Figure record listings
· · · ·

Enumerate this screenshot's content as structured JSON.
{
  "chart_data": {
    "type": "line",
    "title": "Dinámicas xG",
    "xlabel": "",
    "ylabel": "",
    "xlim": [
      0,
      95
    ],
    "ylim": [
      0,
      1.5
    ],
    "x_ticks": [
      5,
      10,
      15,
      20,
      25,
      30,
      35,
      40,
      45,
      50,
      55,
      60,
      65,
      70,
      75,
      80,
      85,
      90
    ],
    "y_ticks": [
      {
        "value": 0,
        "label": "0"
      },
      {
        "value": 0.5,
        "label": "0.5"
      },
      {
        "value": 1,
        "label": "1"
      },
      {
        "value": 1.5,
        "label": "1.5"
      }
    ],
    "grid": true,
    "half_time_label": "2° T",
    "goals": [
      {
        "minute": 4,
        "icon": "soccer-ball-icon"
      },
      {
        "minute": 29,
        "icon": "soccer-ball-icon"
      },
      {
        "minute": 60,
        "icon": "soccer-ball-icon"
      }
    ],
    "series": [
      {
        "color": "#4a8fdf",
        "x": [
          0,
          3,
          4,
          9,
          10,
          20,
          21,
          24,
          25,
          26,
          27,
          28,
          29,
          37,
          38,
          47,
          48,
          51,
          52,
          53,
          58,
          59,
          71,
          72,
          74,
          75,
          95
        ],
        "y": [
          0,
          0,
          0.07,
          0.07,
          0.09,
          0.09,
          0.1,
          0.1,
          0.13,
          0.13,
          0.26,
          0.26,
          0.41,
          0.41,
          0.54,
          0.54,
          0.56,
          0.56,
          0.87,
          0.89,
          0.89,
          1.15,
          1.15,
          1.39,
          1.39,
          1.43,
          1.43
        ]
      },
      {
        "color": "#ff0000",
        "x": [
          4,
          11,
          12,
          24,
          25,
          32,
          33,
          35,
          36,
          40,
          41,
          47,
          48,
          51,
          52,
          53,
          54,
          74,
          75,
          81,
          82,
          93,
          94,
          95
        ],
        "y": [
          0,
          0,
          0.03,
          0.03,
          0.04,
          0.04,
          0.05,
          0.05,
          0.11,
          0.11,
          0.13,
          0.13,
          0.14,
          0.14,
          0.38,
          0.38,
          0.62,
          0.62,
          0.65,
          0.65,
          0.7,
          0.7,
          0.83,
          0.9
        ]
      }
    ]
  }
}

· · · ·

- [Problem statement]: Copy out the full set of records precisely, leaving nothing out.

- [Output]:
Enumerate this screenshot's content as structured JSON.
{
  "chart_data": {
    "type": "line",
    "title": "Dinámicas xG",
    "xlabel": "",
    "ylabel": "",
    "xlim": [
      0,
      95
    ],
    "ylim": [
      0,
      1.5
    ],
    "x_ticks": [
      5,
      10,
      15,
      20,
      25,
      30,
      35,
      40,
      45,
      50,
      55,
      60,
      65,
      70,
      75,
      80,
      85,
      90
    ],
    "y_ticks": [
      {
        "value": 0,
        "label": "0"
      },
      {
        "value": 0.5,
        "label": "0.5"
      },
      {
        "value": 1,
        "label": "1"
      },
      {
        "value": 1.5,
        "label": "1.5"
      }
    ],
    "grid": true,
    "half_time_label": "2° T",
    "goals": [
      {
        "minute": 4,
        "icon": "soccer-ball-icon"
      },
      {
        "minute": 29,
        "icon": "soccer-ball-icon"
      },
      {
        "minute": 60,
        "icon": "soccer-ball-icon"
      }
    ],
    "series": [
      {
        "color": "#4a8fdf",
        "x": [
          0,
          3,
          4,
          9,
          10,
          20,
          21,
          24,
          25,
          26,
          27,
          28,
          29,
          37,
          38,
          47,
          48,
          51,
          52,
          53,
          58,
          59,
          71,
          72,
          74,
          75,
          95
        ],
        "y": [
          0,
          0,
          0.07,
          0.07,
          0.09,
          0.09,
          0.1,
          0.1,
          0.13,
          0.13,
          0.26,
          0.26,
          0.41,
          0.41,
          0.54,
          0.54,
          0.56,
          0.56,
          0.87,
          0.89,
          0.89,
          1.15,
          1.15,
          1.39,
          1.39,
          1.43,
          1.43
        ]
      },
      {
        "color": "#ff0000",
        "x": [
          4,
          11,
          12,
          24,
          25,
          32,
          33,
          35,
          36,
          40,
          41,
          47,
          48,
          51,
          52,
          53,
          54,
          74,
          75,
          81,
          82,
          93,
          94,
          95
        ],
        "y": [
          0,
          0,
          0.03,
          0.03,
          0.04,
          0.04,
          0.05,
          0.05,
          0.11,
          0.11,
          0.13,
          0.13,
          0.14,
          0.14,
          0.38,
          0.38,
          0.62,
          0.62,
          0.65,
          0.65,
          0.7,
          0.7,
          0.83,
          0.9
        ]
      }
    ]
  }
}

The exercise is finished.